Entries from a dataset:
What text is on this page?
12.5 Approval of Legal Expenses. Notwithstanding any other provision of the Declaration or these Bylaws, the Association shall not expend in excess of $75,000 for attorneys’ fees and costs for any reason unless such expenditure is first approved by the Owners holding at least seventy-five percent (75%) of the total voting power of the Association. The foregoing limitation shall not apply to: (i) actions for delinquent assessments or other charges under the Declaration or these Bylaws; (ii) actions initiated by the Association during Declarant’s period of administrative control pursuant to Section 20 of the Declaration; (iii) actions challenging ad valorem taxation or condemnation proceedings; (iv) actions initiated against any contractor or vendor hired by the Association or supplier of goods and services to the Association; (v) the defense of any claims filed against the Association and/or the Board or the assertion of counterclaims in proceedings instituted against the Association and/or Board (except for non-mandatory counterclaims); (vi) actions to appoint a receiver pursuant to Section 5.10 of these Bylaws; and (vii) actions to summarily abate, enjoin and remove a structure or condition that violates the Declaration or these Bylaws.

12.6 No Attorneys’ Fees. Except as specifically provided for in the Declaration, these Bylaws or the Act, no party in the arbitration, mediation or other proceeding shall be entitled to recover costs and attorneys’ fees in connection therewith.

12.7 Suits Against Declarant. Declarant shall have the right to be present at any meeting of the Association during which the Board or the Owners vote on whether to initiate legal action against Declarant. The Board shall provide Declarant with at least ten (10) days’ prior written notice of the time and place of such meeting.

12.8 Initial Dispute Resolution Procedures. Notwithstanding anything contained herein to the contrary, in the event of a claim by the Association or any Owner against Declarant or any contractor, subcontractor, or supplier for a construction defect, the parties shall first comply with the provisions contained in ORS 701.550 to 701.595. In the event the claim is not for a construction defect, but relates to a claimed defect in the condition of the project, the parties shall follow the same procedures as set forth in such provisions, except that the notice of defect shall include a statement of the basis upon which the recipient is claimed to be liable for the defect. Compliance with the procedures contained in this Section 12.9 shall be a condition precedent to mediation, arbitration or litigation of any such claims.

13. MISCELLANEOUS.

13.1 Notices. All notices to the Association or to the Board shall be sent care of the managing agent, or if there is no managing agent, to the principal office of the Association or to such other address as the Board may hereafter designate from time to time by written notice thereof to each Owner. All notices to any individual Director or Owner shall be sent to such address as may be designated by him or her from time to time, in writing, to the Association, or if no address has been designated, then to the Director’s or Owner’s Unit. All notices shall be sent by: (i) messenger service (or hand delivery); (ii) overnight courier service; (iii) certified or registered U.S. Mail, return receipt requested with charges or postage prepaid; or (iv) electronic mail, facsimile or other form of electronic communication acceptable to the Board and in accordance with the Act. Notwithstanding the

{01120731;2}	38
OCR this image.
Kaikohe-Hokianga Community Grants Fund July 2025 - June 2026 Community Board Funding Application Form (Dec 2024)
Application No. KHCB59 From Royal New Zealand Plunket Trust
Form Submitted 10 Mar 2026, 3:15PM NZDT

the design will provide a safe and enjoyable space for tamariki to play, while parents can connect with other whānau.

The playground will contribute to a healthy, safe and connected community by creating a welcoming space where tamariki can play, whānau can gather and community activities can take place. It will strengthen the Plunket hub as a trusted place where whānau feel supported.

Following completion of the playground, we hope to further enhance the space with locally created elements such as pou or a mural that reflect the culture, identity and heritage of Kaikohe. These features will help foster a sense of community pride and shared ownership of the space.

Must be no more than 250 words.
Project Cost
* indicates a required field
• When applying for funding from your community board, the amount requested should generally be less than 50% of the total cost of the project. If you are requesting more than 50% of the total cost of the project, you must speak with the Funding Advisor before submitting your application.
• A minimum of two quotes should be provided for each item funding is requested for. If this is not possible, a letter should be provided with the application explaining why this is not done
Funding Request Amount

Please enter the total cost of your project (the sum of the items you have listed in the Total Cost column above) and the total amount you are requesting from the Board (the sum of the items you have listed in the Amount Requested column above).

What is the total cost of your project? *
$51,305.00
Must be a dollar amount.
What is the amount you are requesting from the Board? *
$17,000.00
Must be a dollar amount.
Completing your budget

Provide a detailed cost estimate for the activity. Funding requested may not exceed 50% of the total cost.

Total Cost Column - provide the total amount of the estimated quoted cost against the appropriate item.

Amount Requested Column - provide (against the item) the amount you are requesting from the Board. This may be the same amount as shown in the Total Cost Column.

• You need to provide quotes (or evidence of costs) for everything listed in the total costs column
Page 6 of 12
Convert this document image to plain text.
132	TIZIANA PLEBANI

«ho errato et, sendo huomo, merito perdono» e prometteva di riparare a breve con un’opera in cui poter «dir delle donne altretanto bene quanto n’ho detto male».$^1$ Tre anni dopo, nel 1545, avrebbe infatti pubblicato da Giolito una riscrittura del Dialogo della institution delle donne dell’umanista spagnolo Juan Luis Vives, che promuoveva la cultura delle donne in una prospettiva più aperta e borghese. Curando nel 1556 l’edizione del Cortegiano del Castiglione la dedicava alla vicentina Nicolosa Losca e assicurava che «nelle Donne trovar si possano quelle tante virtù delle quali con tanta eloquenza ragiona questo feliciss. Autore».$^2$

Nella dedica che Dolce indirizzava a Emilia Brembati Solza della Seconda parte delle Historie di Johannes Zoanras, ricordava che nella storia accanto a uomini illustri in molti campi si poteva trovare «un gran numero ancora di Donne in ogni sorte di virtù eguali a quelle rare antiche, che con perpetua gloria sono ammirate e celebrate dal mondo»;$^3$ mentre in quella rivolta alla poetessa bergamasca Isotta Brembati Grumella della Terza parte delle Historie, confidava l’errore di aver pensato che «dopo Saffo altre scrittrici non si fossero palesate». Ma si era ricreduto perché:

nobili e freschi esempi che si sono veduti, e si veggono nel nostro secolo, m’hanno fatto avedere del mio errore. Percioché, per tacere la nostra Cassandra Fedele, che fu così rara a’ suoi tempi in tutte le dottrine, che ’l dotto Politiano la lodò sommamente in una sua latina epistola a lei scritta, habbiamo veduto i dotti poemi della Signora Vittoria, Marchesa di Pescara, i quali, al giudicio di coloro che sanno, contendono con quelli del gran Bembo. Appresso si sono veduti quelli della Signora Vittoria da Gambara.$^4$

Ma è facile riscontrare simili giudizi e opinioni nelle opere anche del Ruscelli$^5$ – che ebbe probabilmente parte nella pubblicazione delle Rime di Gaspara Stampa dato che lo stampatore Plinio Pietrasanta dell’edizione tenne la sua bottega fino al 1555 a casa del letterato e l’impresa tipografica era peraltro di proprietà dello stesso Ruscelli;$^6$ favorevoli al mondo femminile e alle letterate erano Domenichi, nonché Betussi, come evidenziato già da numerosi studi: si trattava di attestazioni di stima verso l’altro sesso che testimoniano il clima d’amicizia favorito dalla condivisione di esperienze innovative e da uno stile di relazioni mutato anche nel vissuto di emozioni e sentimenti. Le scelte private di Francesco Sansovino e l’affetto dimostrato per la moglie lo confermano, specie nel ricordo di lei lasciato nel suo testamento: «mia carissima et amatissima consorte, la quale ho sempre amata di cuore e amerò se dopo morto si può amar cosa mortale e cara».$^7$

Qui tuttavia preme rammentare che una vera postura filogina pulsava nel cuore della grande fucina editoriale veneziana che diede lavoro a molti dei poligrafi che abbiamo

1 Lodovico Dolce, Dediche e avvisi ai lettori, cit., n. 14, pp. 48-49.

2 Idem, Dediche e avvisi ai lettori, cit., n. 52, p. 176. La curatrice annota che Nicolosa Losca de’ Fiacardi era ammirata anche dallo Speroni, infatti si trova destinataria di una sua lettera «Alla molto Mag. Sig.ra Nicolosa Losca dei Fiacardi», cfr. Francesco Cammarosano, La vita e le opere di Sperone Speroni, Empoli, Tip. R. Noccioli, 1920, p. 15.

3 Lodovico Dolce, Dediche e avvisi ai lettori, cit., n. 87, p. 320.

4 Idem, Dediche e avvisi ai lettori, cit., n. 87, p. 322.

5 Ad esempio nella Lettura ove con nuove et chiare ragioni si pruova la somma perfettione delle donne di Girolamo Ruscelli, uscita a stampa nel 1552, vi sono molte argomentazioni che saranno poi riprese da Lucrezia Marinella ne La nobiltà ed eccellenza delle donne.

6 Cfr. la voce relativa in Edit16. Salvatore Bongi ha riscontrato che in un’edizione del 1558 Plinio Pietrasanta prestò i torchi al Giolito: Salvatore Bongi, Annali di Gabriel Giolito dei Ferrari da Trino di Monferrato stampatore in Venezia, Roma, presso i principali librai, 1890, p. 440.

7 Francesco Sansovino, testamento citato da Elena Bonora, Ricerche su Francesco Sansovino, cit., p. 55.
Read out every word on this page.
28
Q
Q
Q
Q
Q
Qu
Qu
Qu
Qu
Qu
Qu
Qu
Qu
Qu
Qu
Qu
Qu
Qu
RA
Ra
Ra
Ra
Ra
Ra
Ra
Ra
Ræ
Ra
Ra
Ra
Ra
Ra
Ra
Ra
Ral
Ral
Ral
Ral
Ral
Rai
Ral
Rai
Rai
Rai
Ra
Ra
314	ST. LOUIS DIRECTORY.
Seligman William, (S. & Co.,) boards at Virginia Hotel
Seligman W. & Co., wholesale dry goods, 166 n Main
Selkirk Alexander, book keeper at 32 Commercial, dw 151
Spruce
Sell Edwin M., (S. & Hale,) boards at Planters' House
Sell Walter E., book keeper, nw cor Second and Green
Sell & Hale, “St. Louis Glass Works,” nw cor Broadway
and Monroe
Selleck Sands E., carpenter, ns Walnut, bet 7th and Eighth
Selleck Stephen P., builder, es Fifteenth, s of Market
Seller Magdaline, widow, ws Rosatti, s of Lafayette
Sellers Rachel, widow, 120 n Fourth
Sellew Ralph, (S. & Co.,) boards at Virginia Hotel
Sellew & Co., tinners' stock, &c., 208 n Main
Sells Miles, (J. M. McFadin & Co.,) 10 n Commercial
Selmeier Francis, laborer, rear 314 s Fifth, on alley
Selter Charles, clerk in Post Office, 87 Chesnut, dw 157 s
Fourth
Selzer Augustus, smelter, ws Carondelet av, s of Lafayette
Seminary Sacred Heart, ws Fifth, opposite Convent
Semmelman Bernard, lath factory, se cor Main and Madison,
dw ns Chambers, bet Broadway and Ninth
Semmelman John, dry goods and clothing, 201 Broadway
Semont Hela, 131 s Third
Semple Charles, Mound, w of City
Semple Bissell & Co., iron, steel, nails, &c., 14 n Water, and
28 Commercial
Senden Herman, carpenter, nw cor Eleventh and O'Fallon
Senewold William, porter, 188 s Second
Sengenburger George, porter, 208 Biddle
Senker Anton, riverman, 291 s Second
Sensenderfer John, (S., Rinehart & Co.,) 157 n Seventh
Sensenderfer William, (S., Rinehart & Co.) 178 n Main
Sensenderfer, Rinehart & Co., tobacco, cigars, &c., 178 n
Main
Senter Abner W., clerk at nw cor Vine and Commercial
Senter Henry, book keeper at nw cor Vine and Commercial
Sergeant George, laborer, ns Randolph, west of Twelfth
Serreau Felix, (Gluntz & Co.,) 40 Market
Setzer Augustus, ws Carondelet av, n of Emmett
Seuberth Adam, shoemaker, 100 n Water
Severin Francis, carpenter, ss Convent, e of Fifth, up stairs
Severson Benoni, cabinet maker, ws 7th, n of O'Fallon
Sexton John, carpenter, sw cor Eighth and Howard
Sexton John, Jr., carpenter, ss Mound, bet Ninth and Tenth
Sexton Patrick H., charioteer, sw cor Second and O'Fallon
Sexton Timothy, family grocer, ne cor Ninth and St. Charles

WORK TO DO:
Scan the material above. Copy each line where "Dolce" occurs.

EXERCISE RESULT:
Nella dedica che Dolce indirizzava a Emilia Brembati Solza della Seconda parte delle Historie di Johannes Zoanras, ricordava che nella storia accanto a uomini illustri in molti campi si poteva trovare «un gran numero ancora di Donne in ogni sorte di virtù eguali a quelle rare antiche, che con perpetua gloria sono ammirate e celebrate dal mondo»;$^3$ mentre in quella rivolta alla poetessa bergamasca Isotta Brembati Grumella della Terza parte delle Historie, confidava l’errore di aver pensato che «dopo Saffo altre scrittrici non si fossero palesate». Ma si era ricreduto perché:
1 Lodovico Dolce, Dediche e avvisi ai lettori, cit., n. 14, pp. 48-49.
3 Lodovico Dolce, Dediche e avvisi ai lettori, cit., n. 87, p. 320.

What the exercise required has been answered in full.